* _REQUIRED TASK_: Output as a JSON list of strings, one string per line, the lines starting with the one containing "realworld-checkbox[interactable] xyxy=(1152,585,1165,598)" and going on through the one containing "lock-view-icon[interactable]: 🔒 xyxy=(725,145,741,161)", skipping any blank lines.

>>>>>

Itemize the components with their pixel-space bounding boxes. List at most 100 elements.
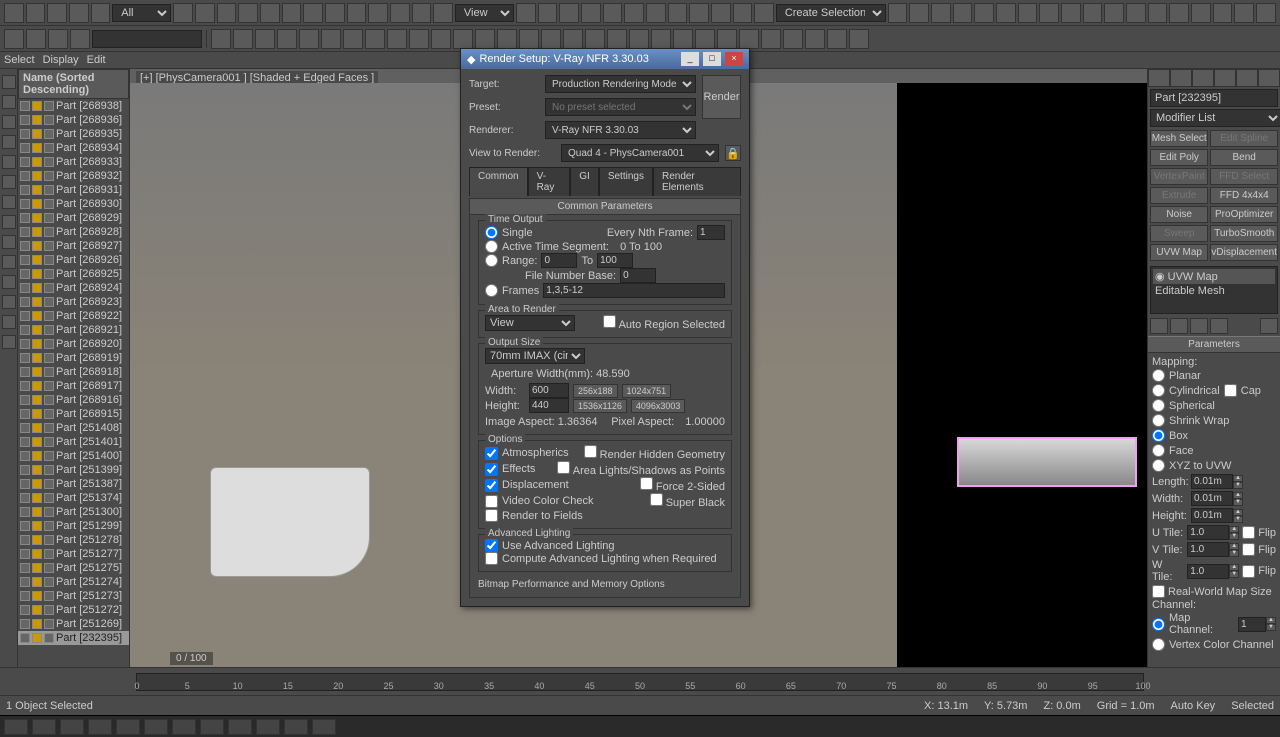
realworld-checkbox[interactable] xyxy=(1152,585,1165,598)
modifier-button[interactable]: Noise xyxy=(1150,206,1208,223)
toolbar-button[interactable] xyxy=(282,3,302,23)
renderer-combo[interactable]: V-Ray NFR 3.30.03 xyxy=(545,121,696,139)
toolbar-button[interactable] xyxy=(390,3,410,23)
tab-render-elements[interactable]: Render Elements xyxy=(653,167,741,196)
toolbar-button[interactable] xyxy=(412,3,432,23)
toolbar-button[interactable] xyxy=(629,29,649,49)
scene-row[interactable]: Part [251399] xyxy=(18,463,129,477)
toolbar-button[interactable] xyxy=(48,29,68,49)
taskbar-item[interactable] xyxy=(200,719,224,735)
scene-row[interactable]: Part [251273] xyxy=(18,589,129,603)
toolbar-button[interactable] xyxy=(497,29,517,49)
toolbar-button[interactable] xyxy=(1234,3,1254,23)
toolbar-button[interactable] xyxy=(277,29,297,49)
length-spinner[interactable]: ▲▼ xyxy=(1191,474,1243,489)
strip-tool[interactable] xyxy=(2,275,16,289)
lock-view-icon[interactable]: 🔒 xyxy=(725,145,741,161)
toolbar-button[interactable] xyxy=(238,3,258,23)
toolbar-button[interactable] xyxy=(711,3,731,23)
scene-row[interactable]: Part [268921] xyxy=(18,323,129,337)
toolbar-button[interactable] xyxy=(365,29,385,49)
strip-tool[interactable] xyxy=(2,195,16,209)
mapping-radio[interactable] xyxy=(1152,414,1165,427)
atmospherics-checkbox[interactable] xyxy=(485,447,498,460)
taskbar-item[interactable] xyxy=(284,719,308,735)
toolbar-button[interactable] xyxy=(651,29,671,49)
toolbar-button[interactable] xyxy=(516,3,536,23)
taskbar-item[interactable] xyxy=(32,719,56,735)
toolbar-button[interactable] xyxy=(69,3,89,23)
tab-settings[interactable]: Settings xyxy=(599,167,653,196)
area-combo[interactable]: View xyxy=(485,315,575,331)
toolbar-button[interactable] xyxy=(646,3,666,23)
utilities-tab-icon[interactable] xyxy=(1258,69,1280,87)
toolbar-button[interactable] xyxy=(1191,3,1211,23)
scene-row[interactable]: Part [251277] xyxy=(18,547,129,561)
toolbar-button[interactable] xyxy=(325,3,345,23)
mapping-radio[interactable] xyxy=(1152,384,1165,397)
rollout-header[interactable]: Common Parameters xyxy=(470,199,740,215)
toolbar-button[interactable] xyxy=(409,29,429,49)
toolbar-button[interactable] xyxy=(1039,3,1059,23)
scene-row[interactable]: Part [251387] xyxy=(18,477,129,491)
tab-common[interactable]: Common xyxy=(469,167,528,196)
toolbar-button[interactable] xyxy=(805,29,825,49)
target-combo[interactable]: Production Rendering Mode xyxy=(545,75,696,93)
modifier-button[interactable]: Extrude xyxy=(1150,187,1208,204)
tab-v-ray[interactable]: V-Ray xyxy=(528,167,571,196)
use-adv-lighting-checkbox[interactable] xyxy=(485,539,498,552)
toolbar-button[interactable] xyxy=(717,29,737,49)
preset-size-2[interactable]: 1024x751 xyxy=(622,384,672,398)
toolbar-button[interactable] xyxy=(783,29,803,49)
toolbar-button[interactable] xyxy=(996,3,1016,23)
modifier-stack[interactable]: ◉ UVW Map Editable Mesh xyxy=(1150,266,1278,314)
render-button[interactable]: Render xyxy=(702,75,741,119)
toolbar-button[interactable] xyxy=(689,3,709,23)
scene-row[interactable]: Part [268931] xyxy=(18,183,129,197)
output-preset-combo[interactable]: 70mm IMAX (cine) xyxy=(485,348,585,364)
taskbar-item[interactable] xyxy=(312,719,336,735)
mapping-radio[interactable] xyxy=(1152,399,1165,412)
modifier-button[interactable]: Sweep xyxy=(1150,225,1208,242)
pin-stack-icon[interactable] xyxy=(1150,318,1168,334)
mapchannel-radio[interactable] xyxy=(1152,618,1165,631)
modify-tab-icon[interactable] xyxy=(1170,69,1192,87)
scene-row[interactable]: Part [251299] xyxy=(18,519,129,533)
filter-combo[interactable]: All xyxy=(112,4,171,22)
scene-row[interactable]: Part [268924] xyxy=(18,281,129,295)
toolbar-button[interactable] xyxy=(1169,3,1189,23)
displacement-checkbox[interactable] xyxy=(485,479,498,492)
view-combo[interactable]: View xyxy=(455,4,514,22)
strip-tool[interactable] xyxy=(2,235,16,249)
toolbar-button[interactable] xyxy=(733,3,753,23)
qa-select[interactable]: Select xyxy=(4,54,35,66)
scene-row[interactable]: Part [268935] xyxy=(18,127,129,141)
selected-filter[interactable]: Selected xyxy=(1231,700,1274,712)
height-field[interactable] xyxy=(529,398,569,413)
strip-tool[interactable] xyxy=(2,335,16,349)
toolbar-button[interactable] xyxy=(607,29,627,49)
scene-row[interactable]: Part [251269] xyxy=(18,617,129,631)
mapping-radio[interactable] xyxy=(1152,369,1165,382)
strip-tool[interactable] xyxy=(2,95,16,109)
modifier-button[interactable]: vDisplacement xyxy=(1210,244,1278,261)
super-black-checkbox[interactable] xyxy=(650,493,663,506)
cap-checkbox[interactable] xyxy=(1224,384,1237,397)
layer-combo[interactable] xyxy=(92,30,202,48)
toolbar-button[interactable] xyxy=(754,3,774,23)
toolbar-button[interactable] xyxy=(211,29,231,49)
toolbar-button[interactable] xyxy=(303,3,323,23)
toolbar-button[interactable] xyxy=(909,3,929,23)
toolbar-button[interactable] xyxy=(255,29,275,49)
modifier-button[interactable]: Edit Spline xyxy=(1210,130,1278,147)
scene-row[interactable]: Part [232395] xyxy=(18,631,129,645)
toolbar-button[interactable] xyxy=(173,3,193,23)
scene-row[interactable]: Part [251272] xyxy=(18,603,129,617)
wflip-checkbox[interactable] xyxy=(1242,565,1255,578)
toolbar-button[interactable] xyxy=(953,3,973,23)
toolbar-button[interactable] xyxy=(343,29,363,49)
toolbar-button[interactable] xyxy=(1083,3,1103,23)
toolbar-button[interactable] xyxy=(673,29,693,49)
strip-tool[interactable] xyxy=(2,135,16,149)
create-selection-combo[interactable]: Create Selection S xyxy=(776,4,886,22)
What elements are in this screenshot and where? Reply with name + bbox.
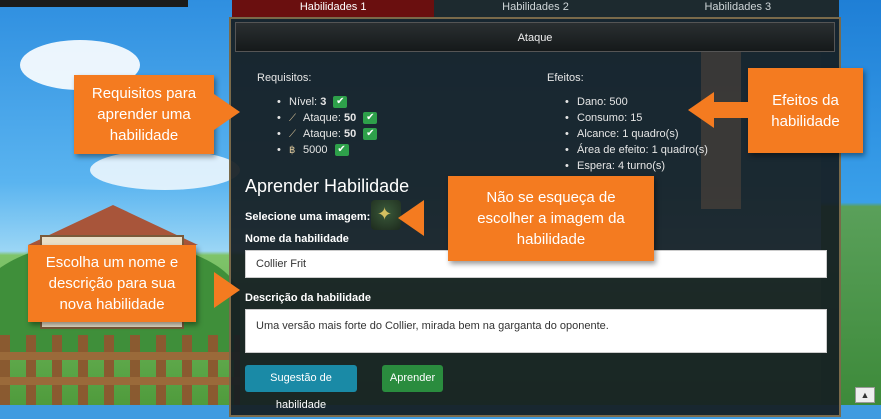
top-bar (0, 0, 188, 7)
cloud (90, 150, 240, 190)
requirement-value: 3 (320, 96, 327, 108)
fence (0, 335, 240, 405)
check-icon: ✔ (333, 96, 348, 109)
skill-image-picker[interactable]: ✦ (371, 200, 401, 230)
berry-icon: ฿ (289, 145, 296, 156)
requirement-berry: ฿ 5000 ✔ (277, 142, 377, 158)
fence-rail (0, 377, 240, 385)
blade-icon: ⟋ (289, 113, 296, 124)
effect-item: Dano: 500 (565, 94, 708, 110)
skill-name-label: Nome da habilidade (245, 233, 349, 245)
callout-effects: Efeitos da habilidade (748, 68, 863, 153)
panel-header: Ataque (235, 22, 835, 52)
requirement-attack: ⟋ Ataque: 50 ✔ (277, 126, 378, 142)
select-image-label: Selecione uma imagem: (245, 211, 371, 223)
tab-habilidades-3[interactable]: Habilidades 3 (637, 0, 839, 17)
callout-name-description: Escolha um nome e descrição para sua nov… (28, 245, 196, 322)
effect-item: Espera: 4 turno(s) (565, 158, 708, 174)
requirement-label: Nível: (289, 96, 318, 108)
skill-description-textarea[interactable]: Uma versão mais forte do Collier, mirada… (245, 309, 827, 353)
requirement-value: 50 (343, 128, 357, 140)
effects-title: Efeitos: (547, 72, 584, 84)
skill-description-label: Descrição da habilidade (245, 292, 371, 304)
check-icon: ✔ (363, 112, 378, 125)
check-icon: ✔ (334, 144, 349, 157)
requirement-label: Ataque: (303, 112, 341, 124)
scroll-up-button[interactable]: ▲ (855, 387, 875, 403)
effect-item: Alcance: 1 quadro(s) (565, 126, 708, 142)
requirements-title: Requisitos: (257, 72, 312, 84)
callout-arrow (398, 200, 424, 236)
requirement-label: Ataque: (303, 128, 341, 140)
effect-item: Área de efeito: 1 quadro(s) (565, 142, 708, 158)
check-icon: ✔ (363, 128, 378, 141)
skill-tabs: Habilidades 1 Habilidades 2 Habilidades … (232, 0, 839, 17)
requirement-value: 5000 (303, 144, 328, 156)
effects-list: Dano: 500 Consumo: 15 Alcance: 1 quadro(… (565, 94, 708, 174)
requirement-value: 50 (343, 112, 357, 124)
callout-arrow (688, 92, 714, 128)
character-icon: ✦ (377, 204, 393, 224)
suggest-skill-button[interactable]: Sugestão de habilidade (245, 365, 357, 411)
tab-habilidades-1[interactable]: Habilidades 1 (232, 0, 435, 17)
requirement-level: Nível: 3 ✔ (277, 94, 377, 110)
requirement-attack: ⟋ Ataque: 50 ✔ (277, 110, 378, 126)
callout-image: Não se esqueça de escolher a imagem da h… (448, 176, 654, 261)
tab-habilidades-2[interactable]: Habilidades 2 (434, 0, 636, 17)
callout-arrow (214, 94, 240, 130)
fence-rail (0, 352, 240, 360)
effect-item: Consumo: 15 (565, 110, 708, 126)
requirements-list: Nível: 3 ✔ ⟋ Ataque: 50 ✔ ⟋ Ataque: 50 ✔ ฿… (277, 94, 378, 158)
callout-requirements: Requisitos para aprender uma habilidade (74, 75, 214, 154)
callout-arrow-shaft (712, 102, 750, 118)
learn-button[interactable]: Aprender (382, 365, 443, 392)
learn-skill-title: Aprender Habilidade (245, 176, 410, 196)
blade-icon: ⟋ (289, 129, 296, 140)
callout-arrow (214, 272, 240, 308)
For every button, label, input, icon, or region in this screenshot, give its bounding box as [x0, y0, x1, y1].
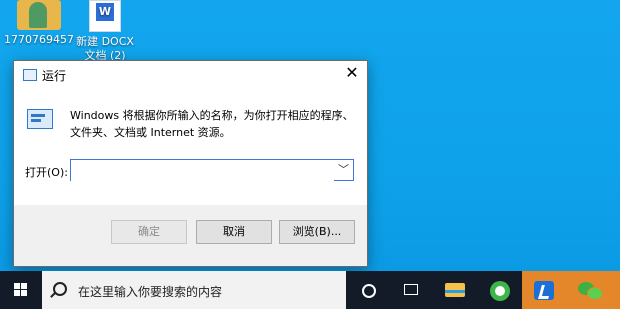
- search-icon: [53, 282, 67, 296]
- word-document-icon: W: [89, 0, 121, 32]
- wechat-icon[interactable]: [566, 271, 620, 309]
- user-folder-icon: [17, 0, 61, 30]
- app-icon[interactable]: [522, 271, 566, 309]
- taskbar-search-box[interactable]: 在这里输入你要搜索的内容: [42, 271, 346, 309]
- desktop-icon-label: 1770769457: [4, 33, 74, 46]
- desktop-icon-docx[interactable]: W 新建 DOCX 文档 (2): [68, 0, 142, 63]
- open-label: 打开(O):: [25, 166, 68, 179]
- close-button[interactable]: ✕: [337, 61, 367, 87]
- browse-button[interactable]: 浏览(B)...: [279, 220, 355, 244]
- dialog-description: Windows 将根据你所输入的名称，为你打开相应的程序、文件夹、文档或 Int…: [70, 109, 354, 139]
- desktop-icon-user-folder[interactable]: 1770769457: [2, 0, 76, 47]
- cortana-icon[interactable]: [346, 271, 390, 309]
- taskbar: 在这里输入你要搜索的内容: [0, 271, 620, 309]
- dialog-footer: 确定 取消 浏览(B)...: [14, 205, 367, 266]
- run-program-icon: [26, 107, 54, 131]
- task-view-icon[interactable]: [388, 271, 432, 309]
- ok-button[interactable]: 确定: [111, 220, 187, 244]
- windows-start-icon[interactable]: [0, 271, 42, 309]
- chevron-down-icon[interactable]: ﹀: [338, 161, 349, 177]
- open-input[interactable]: [71, 162, 334, 181]
- file-explorer-icon[interactable]: [432, 271, 476, 309]
- browser-icon[interactable]: [478, 271, 522, 309]
- cancel-button[interactable]: 取消: [196, 220, 272, 244]
- search-placeholder: 在这里输入你要搜索的内容: [78, 285, 223, 299]
- run-icon: [23, 69, 37, 81]
- title-bar[interactable]: 运行 ✕: [14, 61, 367, 87]
- dialog-title: 运行: [42, 69, 67, 83]
- run-dialog: 运行 ✕ Windows 将根据你所输入的名称，为你打开相应的程序、文件夹、文档…: [13, 60, 368, 267]
- open-combobox[interactable]: ﹀: [70, 159, 354, 181]
- desktop-icon-label-line1: 新建 DOCX: [76, 35, 134, 48]
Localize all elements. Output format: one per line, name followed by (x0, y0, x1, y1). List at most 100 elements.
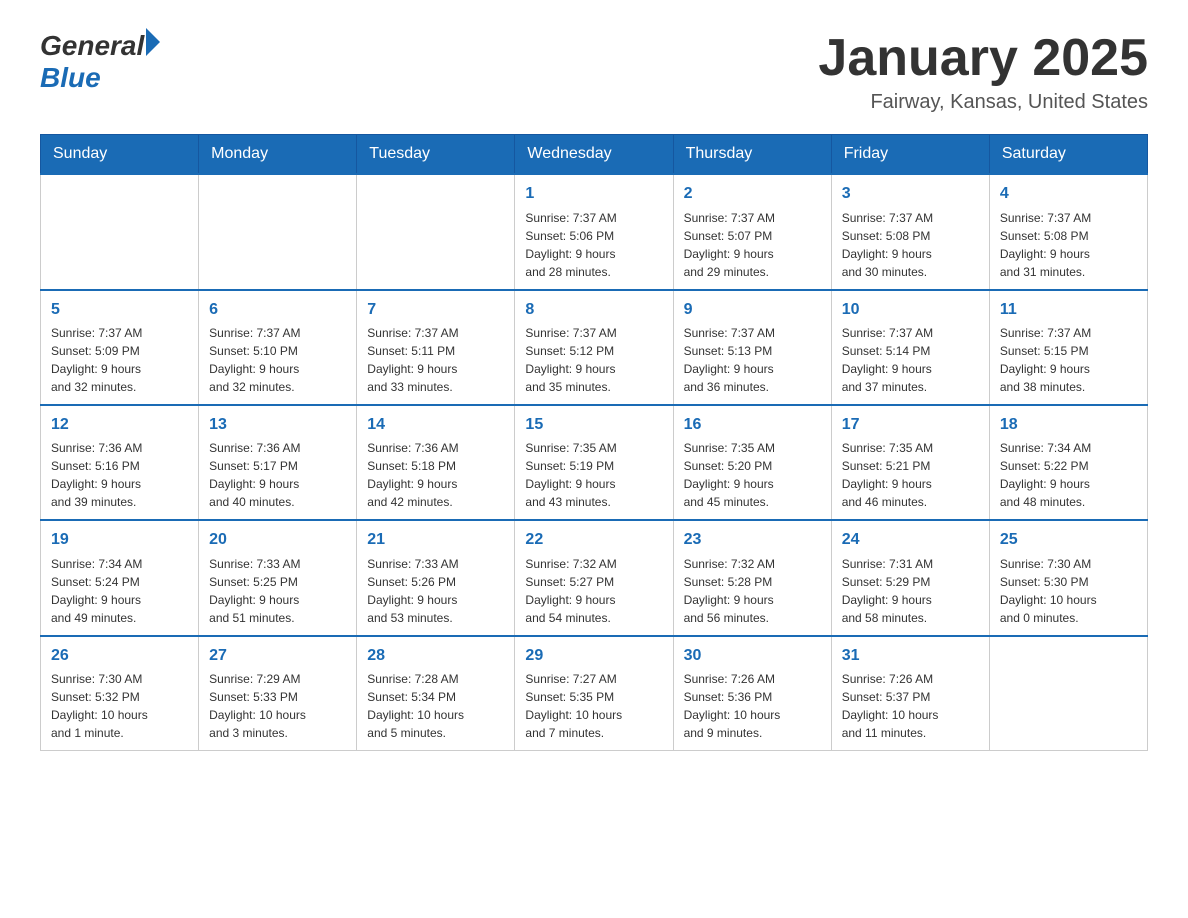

<<<<<

* _TASK SOLUTION_:
[
  "realworld-checkbox[interactable] xyxy=(1152,585,1165,598)",
  "modifier-button[interactable]: Noise xyxy=(1150,206,1208,223)",
  "toolbar-button[interactable] xyxy=(282,3,302,23)",
  "renderer-combo[interactable]: V-Ray NFR 3.30.03 xyxy=(545,121,696,139)",
  "toolbar-button[interactable] xyxy=(390,3,410,23)",
  "tab-render-elements[interactable]: Render Elements xyxy=(653,167,741,196)",
  "toolbar-button[interactable] xyxy=(412,3,432,23)",
  "toolbar-button[interactable] xyxy=(629,29,649,49)",
  "scene-row[interactable]: Part [251399] xyxy=(18,463,129,477)",
  "toolbar-button[interactable] xyxy=(48,29,68,49)",
  "taskbar-item[interactable] xyxy=(200,719,224,735)",
  "scene-row[interactable]: Part [251273] xyxy=(18,589,129,603)",
  "toolbar-button[interactable] xyxy=(497,29,517,49)",
  "toolbar-button[interactable] xyxy=(1234,3,1254,23)",
  "toolbar-button[interactable] xyxy=(277,29,297,49)",
  "length-spinner[interactable]: ▲▼ xyxy=(1191,474,1243,489)",
  "strip-tool[interactable] xyxy=(2,275,16,289)",
  "lock-view-icon[interactable]: 🔒 xyxy=(725,145,741,161)"
]